(YOUR TASK): Compute the number of lines that include the string "curve", then output that number and nothing else.

(Extracted data entries)

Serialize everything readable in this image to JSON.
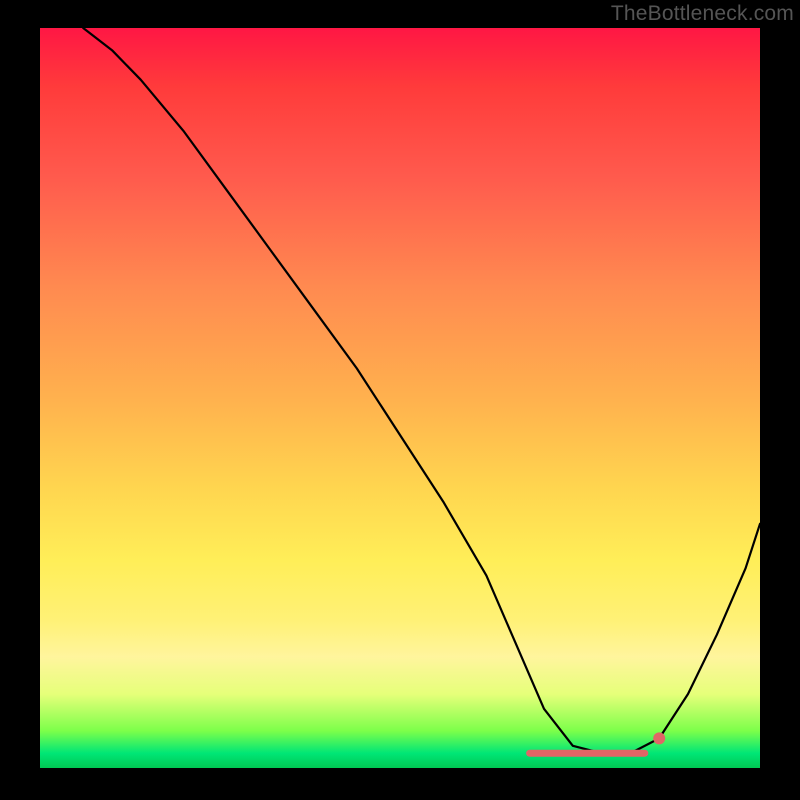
{
  "watermark": "TheBottleneck.com",
  "chart_data": {
    "type": "line",
    "title": "",
    "xlabel": "",
    "ylabel": "",
    "xlim": [
      0,
      100
    ],
    "ylim": [
      0,
      100
    ],
    "note": "V-shaped bottleneck curve over red-to-green gradient; minimum plateau near x≈68–84 at y≈2.",
    "series": [
      {
        "name": "bottleneck-curve",
        "x": [
          6,
          10,
          14,
          20,
          26,
          32,
          38,
          44,
          50,
          56,
          62,
          66,
          70,
          74,
          78,
          82,
          86,
          90,
          94,
          98,
          100
        ],
        "y": [
          100,
          97,
          93,
          86,
          78,
          70,
          62,
          54,
          45,
          36,
          26,
          17,
          8,
          3,
          2,
          2,
          4,
          10,
          18,
          27,
          33
        ]
      }
    ],
    "optimal_region": {
      "x_start": 68,
      "x_end": 84,
      "y": 2
    },
    "marker_dot": {
      "x": 86,
      "y": 4
    },
    "gradient_stops": [
      {
        "pos": 0,
        "color": "#ff1744"
      },
      {
        "pos": 50,
        "color": "#ffb14e"
      },
      {
        "pos": 80,
        "color": "#fff59d"
      },
      {
        "pos": 95,
        "color": "#7cff4a"
      },
      {
        "pos": 100,
        "color": "#00c853"
      }
    ]
  }
}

(FULL RESPONSE): 2